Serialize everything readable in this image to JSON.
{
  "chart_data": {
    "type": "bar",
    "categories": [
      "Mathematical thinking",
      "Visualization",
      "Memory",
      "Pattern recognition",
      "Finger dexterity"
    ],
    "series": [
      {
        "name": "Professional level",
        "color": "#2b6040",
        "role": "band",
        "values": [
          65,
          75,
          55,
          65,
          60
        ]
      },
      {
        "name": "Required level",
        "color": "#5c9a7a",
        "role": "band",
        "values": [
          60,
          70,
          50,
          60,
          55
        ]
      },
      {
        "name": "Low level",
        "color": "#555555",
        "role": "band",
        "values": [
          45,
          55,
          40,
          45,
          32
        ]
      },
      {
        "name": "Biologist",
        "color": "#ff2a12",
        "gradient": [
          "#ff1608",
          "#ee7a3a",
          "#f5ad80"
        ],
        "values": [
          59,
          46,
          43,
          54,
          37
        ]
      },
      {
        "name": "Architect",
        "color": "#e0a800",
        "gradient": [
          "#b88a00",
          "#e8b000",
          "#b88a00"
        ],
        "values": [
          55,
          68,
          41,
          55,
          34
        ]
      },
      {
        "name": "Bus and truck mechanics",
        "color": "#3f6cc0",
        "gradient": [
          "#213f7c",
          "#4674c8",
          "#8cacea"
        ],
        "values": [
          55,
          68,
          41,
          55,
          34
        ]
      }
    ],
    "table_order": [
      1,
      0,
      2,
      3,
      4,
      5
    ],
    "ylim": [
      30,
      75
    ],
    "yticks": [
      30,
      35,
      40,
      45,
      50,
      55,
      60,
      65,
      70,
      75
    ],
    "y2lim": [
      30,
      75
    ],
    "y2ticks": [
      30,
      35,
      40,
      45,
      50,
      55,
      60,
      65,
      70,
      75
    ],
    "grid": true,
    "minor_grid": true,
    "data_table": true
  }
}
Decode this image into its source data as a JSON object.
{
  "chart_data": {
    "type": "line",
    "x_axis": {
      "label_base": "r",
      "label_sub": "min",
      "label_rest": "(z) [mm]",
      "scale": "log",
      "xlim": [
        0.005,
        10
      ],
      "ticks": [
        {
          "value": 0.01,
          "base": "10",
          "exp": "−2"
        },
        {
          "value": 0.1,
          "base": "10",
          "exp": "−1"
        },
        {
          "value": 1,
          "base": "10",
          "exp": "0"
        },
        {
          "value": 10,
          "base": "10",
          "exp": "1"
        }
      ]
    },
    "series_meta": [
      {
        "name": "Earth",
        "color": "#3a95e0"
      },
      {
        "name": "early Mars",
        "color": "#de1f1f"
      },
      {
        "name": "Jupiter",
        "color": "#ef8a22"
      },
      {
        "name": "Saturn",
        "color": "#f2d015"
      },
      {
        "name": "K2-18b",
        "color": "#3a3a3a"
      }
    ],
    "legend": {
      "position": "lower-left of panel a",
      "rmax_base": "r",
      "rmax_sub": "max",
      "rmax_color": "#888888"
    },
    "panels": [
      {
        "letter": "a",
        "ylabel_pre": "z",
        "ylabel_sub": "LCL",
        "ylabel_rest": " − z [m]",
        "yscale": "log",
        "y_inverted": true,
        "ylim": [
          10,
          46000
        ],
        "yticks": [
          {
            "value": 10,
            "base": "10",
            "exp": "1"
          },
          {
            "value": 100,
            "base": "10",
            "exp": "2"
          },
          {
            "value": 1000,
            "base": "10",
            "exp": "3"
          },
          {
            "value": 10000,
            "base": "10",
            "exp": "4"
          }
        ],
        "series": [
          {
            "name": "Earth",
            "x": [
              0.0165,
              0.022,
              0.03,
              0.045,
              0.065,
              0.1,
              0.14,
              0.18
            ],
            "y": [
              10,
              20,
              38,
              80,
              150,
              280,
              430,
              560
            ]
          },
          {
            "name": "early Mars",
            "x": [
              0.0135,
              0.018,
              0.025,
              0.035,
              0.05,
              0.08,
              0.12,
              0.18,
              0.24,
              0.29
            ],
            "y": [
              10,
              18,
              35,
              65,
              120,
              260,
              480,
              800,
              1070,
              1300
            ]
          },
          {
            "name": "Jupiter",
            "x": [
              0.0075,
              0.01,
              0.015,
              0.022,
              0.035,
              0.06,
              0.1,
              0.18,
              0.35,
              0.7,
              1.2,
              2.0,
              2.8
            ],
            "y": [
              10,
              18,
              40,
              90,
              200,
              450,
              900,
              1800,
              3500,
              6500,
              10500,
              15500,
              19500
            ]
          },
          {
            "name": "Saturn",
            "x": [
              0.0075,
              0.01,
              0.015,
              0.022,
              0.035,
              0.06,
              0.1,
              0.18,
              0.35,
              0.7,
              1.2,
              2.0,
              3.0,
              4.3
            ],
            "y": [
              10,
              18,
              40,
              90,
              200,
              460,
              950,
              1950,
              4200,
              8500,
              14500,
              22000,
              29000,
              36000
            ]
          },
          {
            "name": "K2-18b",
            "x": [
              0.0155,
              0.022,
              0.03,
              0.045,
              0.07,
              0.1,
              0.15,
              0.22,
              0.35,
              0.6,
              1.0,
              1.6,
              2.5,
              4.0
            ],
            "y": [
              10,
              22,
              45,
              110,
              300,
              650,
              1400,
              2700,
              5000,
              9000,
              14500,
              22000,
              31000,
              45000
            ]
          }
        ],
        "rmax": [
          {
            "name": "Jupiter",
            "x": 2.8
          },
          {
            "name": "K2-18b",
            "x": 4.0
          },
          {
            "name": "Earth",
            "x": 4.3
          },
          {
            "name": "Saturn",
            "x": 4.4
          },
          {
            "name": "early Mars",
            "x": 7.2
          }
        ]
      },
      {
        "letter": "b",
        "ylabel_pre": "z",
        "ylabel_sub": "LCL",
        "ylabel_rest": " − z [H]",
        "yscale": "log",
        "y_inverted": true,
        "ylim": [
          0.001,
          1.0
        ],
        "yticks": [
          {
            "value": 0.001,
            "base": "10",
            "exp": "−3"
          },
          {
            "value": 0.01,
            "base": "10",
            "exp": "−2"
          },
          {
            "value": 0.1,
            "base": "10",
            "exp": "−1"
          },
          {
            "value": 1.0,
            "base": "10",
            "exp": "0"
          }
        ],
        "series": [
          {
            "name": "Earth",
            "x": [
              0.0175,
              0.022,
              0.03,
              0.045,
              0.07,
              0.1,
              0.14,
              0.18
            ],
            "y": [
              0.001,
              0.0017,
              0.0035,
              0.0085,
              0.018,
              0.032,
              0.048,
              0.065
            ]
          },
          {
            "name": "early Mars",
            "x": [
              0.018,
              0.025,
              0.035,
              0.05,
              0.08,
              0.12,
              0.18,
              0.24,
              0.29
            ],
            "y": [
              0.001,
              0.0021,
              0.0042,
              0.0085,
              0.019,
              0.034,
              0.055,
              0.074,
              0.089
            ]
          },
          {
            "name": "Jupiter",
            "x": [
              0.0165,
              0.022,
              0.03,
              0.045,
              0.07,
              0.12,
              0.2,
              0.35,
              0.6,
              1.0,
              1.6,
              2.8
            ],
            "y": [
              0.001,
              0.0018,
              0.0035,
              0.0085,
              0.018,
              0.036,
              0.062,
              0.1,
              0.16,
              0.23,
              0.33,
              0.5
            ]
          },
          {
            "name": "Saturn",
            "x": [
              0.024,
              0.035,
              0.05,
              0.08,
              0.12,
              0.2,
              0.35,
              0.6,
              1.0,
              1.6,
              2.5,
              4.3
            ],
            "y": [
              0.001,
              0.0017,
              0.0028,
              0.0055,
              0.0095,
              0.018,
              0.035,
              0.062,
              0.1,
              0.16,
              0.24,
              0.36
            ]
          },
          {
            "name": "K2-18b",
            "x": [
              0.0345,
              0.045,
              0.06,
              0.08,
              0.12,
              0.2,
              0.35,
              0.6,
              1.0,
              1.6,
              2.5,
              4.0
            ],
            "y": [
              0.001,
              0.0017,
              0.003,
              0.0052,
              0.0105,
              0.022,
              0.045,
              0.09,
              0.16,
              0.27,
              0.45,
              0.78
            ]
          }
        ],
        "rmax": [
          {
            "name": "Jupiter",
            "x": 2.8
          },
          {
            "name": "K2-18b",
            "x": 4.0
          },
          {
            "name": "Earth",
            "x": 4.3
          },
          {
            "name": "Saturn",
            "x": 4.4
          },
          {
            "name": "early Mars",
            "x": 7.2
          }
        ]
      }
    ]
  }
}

++++++

◆ WORK TO DO
Search the lines above for the string "true", then show every one that has it.

◆ SOLVED EXERCISE
    "grid": true,
    "minor_grid": true,
    "data_table": true
        "y_inverted": true,
        "y_inverted": true,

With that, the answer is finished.